What you should do:
Copy all lines holding the word "Among" from the entries.

Information provided:
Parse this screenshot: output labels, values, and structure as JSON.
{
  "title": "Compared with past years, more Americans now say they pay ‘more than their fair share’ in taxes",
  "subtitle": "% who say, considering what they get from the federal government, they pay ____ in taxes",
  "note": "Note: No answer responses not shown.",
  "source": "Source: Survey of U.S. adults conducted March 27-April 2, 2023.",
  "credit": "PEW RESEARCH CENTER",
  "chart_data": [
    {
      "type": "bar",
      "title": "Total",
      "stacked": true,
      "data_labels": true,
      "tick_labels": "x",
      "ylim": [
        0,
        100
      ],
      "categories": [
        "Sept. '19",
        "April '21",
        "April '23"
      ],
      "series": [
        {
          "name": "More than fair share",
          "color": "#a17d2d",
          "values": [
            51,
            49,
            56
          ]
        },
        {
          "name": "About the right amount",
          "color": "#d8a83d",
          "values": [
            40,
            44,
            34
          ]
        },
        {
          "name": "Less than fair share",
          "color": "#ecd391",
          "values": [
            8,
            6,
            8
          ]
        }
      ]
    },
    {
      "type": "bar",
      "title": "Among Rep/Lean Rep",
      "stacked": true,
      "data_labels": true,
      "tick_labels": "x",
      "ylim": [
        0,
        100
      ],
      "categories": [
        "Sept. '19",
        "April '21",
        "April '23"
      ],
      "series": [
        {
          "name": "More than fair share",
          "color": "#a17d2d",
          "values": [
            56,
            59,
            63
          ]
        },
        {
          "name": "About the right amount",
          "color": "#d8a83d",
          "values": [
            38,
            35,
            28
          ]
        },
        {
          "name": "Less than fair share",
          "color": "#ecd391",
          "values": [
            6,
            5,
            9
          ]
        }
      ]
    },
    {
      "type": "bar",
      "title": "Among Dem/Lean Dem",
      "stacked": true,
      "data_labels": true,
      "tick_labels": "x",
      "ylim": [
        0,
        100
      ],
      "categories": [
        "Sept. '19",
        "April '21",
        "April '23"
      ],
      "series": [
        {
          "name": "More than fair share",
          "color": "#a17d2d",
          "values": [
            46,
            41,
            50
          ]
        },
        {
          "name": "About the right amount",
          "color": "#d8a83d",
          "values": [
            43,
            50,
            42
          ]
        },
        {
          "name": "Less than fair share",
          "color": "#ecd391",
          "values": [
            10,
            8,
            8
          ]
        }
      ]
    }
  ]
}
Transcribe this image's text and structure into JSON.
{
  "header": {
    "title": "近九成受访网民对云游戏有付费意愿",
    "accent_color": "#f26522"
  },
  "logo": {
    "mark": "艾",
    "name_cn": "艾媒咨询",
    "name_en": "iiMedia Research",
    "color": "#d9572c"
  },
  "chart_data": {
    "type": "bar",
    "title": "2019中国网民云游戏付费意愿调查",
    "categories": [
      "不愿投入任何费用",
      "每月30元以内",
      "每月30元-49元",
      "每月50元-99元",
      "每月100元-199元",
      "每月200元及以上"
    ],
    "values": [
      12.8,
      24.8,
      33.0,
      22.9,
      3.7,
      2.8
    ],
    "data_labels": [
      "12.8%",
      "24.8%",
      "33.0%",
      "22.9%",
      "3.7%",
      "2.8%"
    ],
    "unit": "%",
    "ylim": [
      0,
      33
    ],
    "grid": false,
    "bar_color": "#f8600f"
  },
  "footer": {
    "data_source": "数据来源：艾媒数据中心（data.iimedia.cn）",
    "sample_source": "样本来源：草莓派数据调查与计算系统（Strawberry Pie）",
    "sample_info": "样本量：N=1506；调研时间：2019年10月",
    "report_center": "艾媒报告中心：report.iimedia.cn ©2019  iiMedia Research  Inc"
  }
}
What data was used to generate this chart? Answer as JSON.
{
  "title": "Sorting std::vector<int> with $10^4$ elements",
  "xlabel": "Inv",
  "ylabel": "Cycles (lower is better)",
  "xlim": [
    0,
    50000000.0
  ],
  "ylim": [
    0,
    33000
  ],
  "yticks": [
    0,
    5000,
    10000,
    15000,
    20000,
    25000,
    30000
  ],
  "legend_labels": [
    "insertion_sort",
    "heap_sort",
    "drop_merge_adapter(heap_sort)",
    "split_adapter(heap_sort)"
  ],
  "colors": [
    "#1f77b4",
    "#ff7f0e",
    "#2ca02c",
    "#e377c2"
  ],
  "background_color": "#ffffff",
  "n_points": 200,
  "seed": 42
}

The response:
      "title": "Among Rep/Lean Rep",
      "title": "Among Dem/Lean Dem",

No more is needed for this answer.